----- MATERIAL FOR THE TASK

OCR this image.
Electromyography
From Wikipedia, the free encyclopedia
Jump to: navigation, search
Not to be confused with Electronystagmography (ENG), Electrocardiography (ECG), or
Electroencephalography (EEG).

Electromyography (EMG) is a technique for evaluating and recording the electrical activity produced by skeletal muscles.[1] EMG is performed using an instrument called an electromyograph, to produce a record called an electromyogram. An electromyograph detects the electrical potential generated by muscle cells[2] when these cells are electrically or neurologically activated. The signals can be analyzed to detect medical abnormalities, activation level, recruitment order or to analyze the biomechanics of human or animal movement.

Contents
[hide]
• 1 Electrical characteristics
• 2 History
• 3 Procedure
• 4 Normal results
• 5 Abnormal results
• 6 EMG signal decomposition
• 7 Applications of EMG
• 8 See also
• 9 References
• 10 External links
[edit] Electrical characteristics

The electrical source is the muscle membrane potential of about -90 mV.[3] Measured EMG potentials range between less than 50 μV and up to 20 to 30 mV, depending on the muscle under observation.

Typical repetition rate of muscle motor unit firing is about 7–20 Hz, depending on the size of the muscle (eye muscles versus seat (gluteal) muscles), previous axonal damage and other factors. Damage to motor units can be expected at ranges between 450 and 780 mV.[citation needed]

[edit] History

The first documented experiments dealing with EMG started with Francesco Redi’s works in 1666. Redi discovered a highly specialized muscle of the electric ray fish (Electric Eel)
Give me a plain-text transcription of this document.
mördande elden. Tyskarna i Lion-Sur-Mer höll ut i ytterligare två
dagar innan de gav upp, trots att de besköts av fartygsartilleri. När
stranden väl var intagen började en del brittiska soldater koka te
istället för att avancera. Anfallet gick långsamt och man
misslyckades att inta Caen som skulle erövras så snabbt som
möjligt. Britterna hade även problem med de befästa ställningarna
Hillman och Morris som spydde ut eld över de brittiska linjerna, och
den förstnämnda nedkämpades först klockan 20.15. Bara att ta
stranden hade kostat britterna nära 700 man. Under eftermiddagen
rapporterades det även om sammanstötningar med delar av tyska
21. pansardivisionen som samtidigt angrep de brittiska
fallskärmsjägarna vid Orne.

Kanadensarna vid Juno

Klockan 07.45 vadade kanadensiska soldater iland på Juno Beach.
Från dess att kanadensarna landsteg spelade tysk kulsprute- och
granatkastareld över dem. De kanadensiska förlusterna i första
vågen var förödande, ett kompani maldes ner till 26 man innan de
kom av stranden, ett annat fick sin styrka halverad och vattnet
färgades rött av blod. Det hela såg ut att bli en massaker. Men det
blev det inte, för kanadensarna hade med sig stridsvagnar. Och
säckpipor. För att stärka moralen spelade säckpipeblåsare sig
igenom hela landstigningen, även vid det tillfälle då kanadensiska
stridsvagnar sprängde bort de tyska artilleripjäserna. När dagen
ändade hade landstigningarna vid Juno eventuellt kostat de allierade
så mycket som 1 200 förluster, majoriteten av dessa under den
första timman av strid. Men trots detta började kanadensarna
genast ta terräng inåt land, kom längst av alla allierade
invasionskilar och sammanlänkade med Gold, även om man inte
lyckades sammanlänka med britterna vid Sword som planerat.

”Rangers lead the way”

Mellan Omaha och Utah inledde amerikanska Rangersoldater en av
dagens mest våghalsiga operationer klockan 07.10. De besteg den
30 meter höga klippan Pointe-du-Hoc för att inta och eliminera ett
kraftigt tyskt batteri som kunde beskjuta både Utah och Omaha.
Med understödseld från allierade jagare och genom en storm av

----------
----- MATERIAL FOR THE TASK

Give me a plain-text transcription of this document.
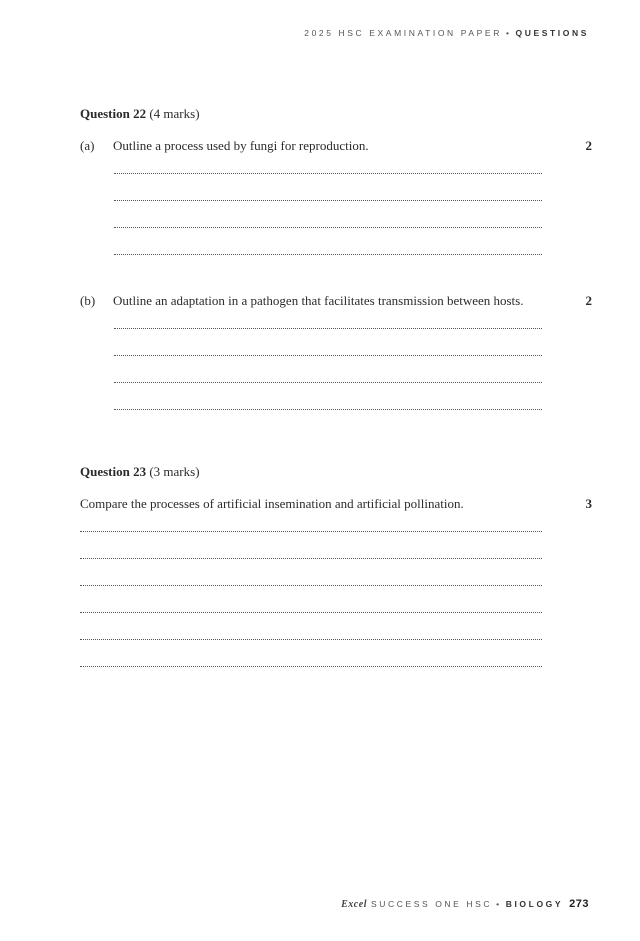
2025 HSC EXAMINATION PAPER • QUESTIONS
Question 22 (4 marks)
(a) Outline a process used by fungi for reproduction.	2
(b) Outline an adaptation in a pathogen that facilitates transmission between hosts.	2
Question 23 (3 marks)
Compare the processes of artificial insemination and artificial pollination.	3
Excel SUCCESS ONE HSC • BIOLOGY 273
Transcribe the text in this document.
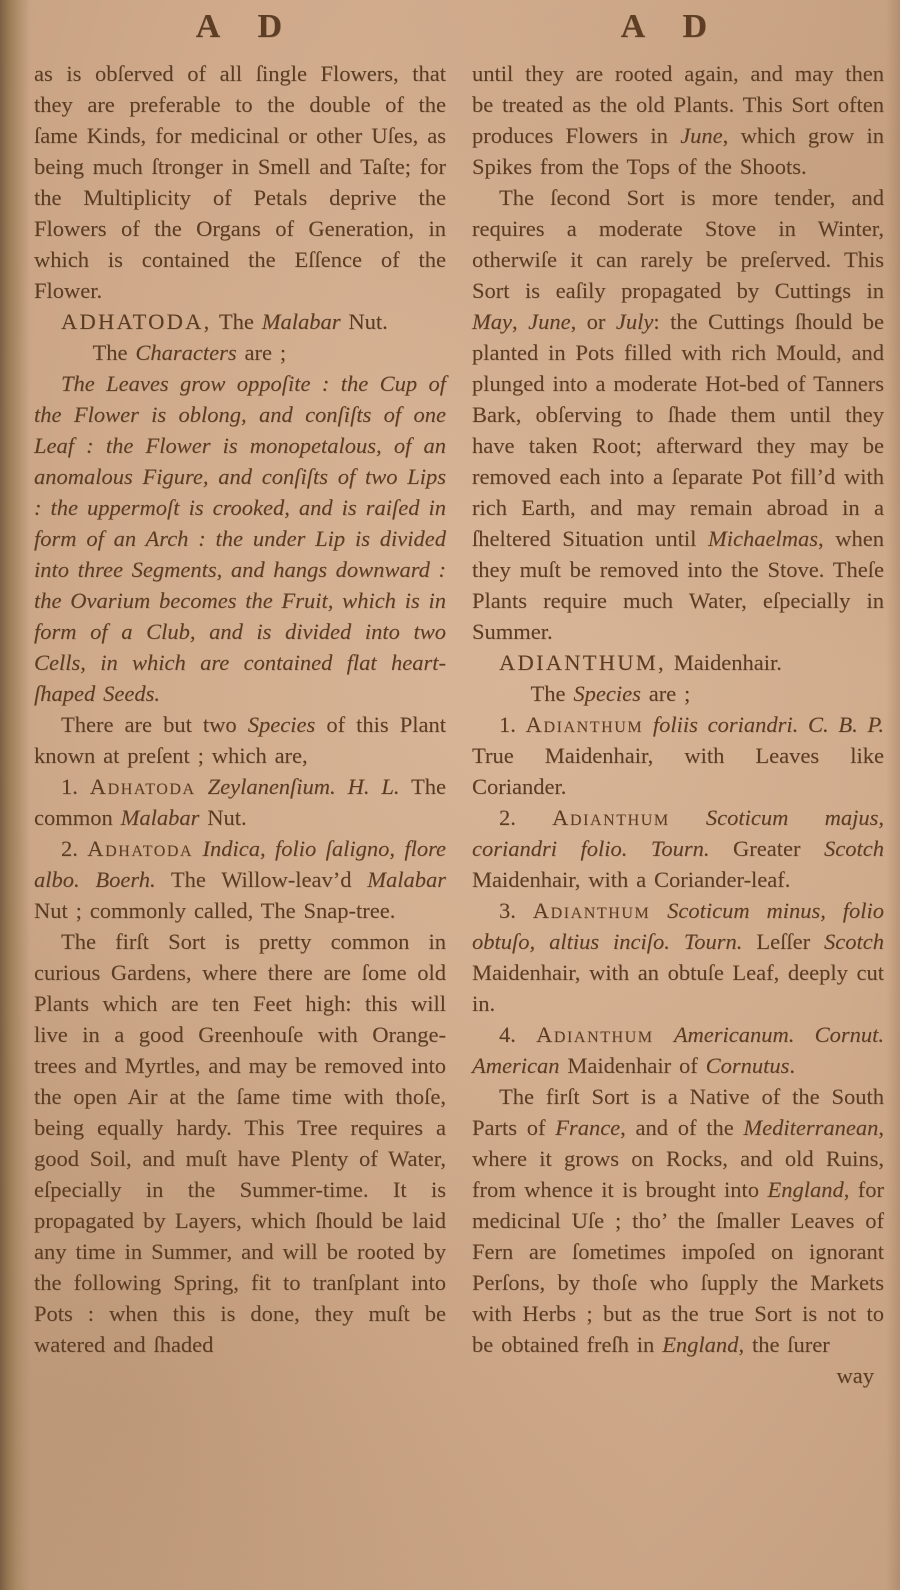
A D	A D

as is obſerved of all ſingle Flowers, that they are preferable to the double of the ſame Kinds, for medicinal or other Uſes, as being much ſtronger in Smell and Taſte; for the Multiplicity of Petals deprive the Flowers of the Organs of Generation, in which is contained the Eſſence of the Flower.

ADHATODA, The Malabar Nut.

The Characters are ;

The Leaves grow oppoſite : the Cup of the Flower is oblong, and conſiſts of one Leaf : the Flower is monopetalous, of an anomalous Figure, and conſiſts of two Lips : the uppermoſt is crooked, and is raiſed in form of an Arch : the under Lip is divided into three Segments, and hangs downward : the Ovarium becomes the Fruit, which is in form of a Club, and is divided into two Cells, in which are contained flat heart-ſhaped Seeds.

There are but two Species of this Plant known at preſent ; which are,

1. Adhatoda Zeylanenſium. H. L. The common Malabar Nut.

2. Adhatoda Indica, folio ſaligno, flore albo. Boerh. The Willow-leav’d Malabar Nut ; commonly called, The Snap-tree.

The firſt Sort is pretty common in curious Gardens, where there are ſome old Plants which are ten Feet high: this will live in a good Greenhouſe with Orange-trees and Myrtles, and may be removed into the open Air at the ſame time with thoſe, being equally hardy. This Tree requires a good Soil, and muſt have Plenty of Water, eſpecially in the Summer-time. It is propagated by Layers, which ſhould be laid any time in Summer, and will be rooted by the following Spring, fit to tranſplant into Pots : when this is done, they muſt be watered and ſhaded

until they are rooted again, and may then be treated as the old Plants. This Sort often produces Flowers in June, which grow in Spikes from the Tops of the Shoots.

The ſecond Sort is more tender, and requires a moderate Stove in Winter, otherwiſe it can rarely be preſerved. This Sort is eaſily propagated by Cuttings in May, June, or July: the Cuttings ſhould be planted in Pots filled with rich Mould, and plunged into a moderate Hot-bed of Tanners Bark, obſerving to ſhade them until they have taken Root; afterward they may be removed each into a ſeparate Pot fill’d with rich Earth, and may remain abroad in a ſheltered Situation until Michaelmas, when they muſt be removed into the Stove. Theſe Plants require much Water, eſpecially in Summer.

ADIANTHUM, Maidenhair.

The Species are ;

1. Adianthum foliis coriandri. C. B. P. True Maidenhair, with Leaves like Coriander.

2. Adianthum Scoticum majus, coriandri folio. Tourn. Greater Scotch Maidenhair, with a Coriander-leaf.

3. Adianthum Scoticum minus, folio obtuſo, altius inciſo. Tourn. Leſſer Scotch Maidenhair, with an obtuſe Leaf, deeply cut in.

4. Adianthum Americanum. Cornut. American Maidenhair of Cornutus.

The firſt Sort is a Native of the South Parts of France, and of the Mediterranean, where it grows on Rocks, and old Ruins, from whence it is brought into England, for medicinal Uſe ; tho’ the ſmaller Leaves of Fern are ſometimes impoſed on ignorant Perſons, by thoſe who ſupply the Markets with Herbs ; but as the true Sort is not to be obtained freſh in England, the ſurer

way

----------

WHAT TO WORK ON:
Show every line of the data that includes the string "Electromyography".

YOUR RESPONSE:
Electromyography
Electromyography (EMG) is a technique for evaluating and recording the electrical activity produced by skeletal muscles.[1] EMG is performed using an instrument called an electromyograph, to produce a record called an electromyogram. An electromyograph detects the electrical potential generated by muscle cells[2] when these cells are electrically or neurologically activated. The signals can be analyzed to detect medical abnormalities, activation level, recruitment order or to analyze the biomechanics of human or animal movement.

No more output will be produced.